Dataset excerpt:
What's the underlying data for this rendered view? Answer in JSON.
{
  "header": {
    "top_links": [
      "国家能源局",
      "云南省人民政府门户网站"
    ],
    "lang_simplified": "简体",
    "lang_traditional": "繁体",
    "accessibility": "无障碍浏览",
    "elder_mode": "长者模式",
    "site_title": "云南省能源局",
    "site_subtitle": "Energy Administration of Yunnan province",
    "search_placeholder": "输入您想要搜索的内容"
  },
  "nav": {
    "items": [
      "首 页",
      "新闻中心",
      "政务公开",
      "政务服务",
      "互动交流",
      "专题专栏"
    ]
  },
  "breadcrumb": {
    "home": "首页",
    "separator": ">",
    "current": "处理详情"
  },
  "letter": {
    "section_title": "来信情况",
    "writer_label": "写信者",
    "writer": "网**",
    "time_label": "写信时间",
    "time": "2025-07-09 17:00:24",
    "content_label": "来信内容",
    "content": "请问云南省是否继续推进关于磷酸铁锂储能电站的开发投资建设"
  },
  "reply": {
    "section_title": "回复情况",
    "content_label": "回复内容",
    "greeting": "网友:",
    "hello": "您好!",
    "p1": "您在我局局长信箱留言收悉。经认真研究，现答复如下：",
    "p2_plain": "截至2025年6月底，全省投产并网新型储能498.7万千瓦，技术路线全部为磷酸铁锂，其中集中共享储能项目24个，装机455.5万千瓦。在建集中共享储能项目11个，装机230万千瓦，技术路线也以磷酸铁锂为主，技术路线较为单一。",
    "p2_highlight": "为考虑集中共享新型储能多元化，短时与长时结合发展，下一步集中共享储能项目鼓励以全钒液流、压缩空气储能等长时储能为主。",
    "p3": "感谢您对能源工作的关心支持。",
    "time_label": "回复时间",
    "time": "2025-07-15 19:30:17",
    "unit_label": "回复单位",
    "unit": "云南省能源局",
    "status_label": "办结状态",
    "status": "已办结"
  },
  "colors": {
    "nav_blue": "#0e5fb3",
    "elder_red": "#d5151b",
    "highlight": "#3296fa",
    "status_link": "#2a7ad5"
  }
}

• [Problem] Copy down the whole of the data above, matching it exactly.

• [Output for this task]
What's the underlying data for this rendered view? Answer in JSON.
{
  "header": {
    "top_links": [
      "国家能源局",
      "云南省人民政府门户网站"
    ],
    "lang_simplified": "简体",
    "lang_traditional": "繁体",
    "accessibility": "无障碍浏览",
    "elder_mode": "长者模式",
    "site_title": "云南省能源局",
    "site_subtitle": "Energy Administration of Yunnan province",
    "search_placeholder": "输入您想要搜索的内容"
  },
  "nav": {
    "items": [
      "首 页",
      "新闻中心",
      "政务公开",
      "政务服务",
      "互动交流",
      "专题专栏"
    ]
  },
  "breadcrumb": {
    "home": "首页",
    "separator": ">",
    "current": "处理详情"
  },
  "letter": {
    "section_title": "来信情况",
    "writer_label": "写信者",
    "writer": "网**",
    "time_label": "写信时间",
    "time": "2025-07-09 17:00:24",
    "content_label": "来信内容",
    "content": "请问云南省是否继续推进关于磷酸铁锂储能电站的开发投资建设"
  },
  "reply": {
    "section_title": "回复情况",
    "content_label": "回复内容",
    "greeting": "网友:",
    "hello": "您好!",
    "p1": "您在我局局长信箱留言收悉。经认真研究，现答复如下：",
    "p2_plain": "截至2025年6月底，全省投产并网新型储能498.7万千瓦，技术路线全部为磷酸铁锂，其中集中共享储能项目24个，装机455.5万千瓦。在建集中共享储能项目11个，装机230万千瓦，技术路线也以磷酸铁锂为主，技术路线较为单一。",
    "p2_highlight": "为考虑集中共享新型储能多元化，短时与长时结合发展，下一步集中共享储能项目鼓励以全钒液流、压缩空气储能等长时储能为主。",
    "p3": "感谢您对能源工作的关心支持。",
    "time_label": "回复时间",
    "time": "2025-07-15 19:30:17",
    "unit_label": "回复单位",
    "unit": "云南省能源局",
    "status_label": "办结状态",
    "status": "已办结"
  },
  "colors": {
    "nav_blue": "#0e5fb3",
    "elder_red": "#d5151b",
    "highlight": "#3296fa",
    "status_link": "#2a7ad5"
  }
}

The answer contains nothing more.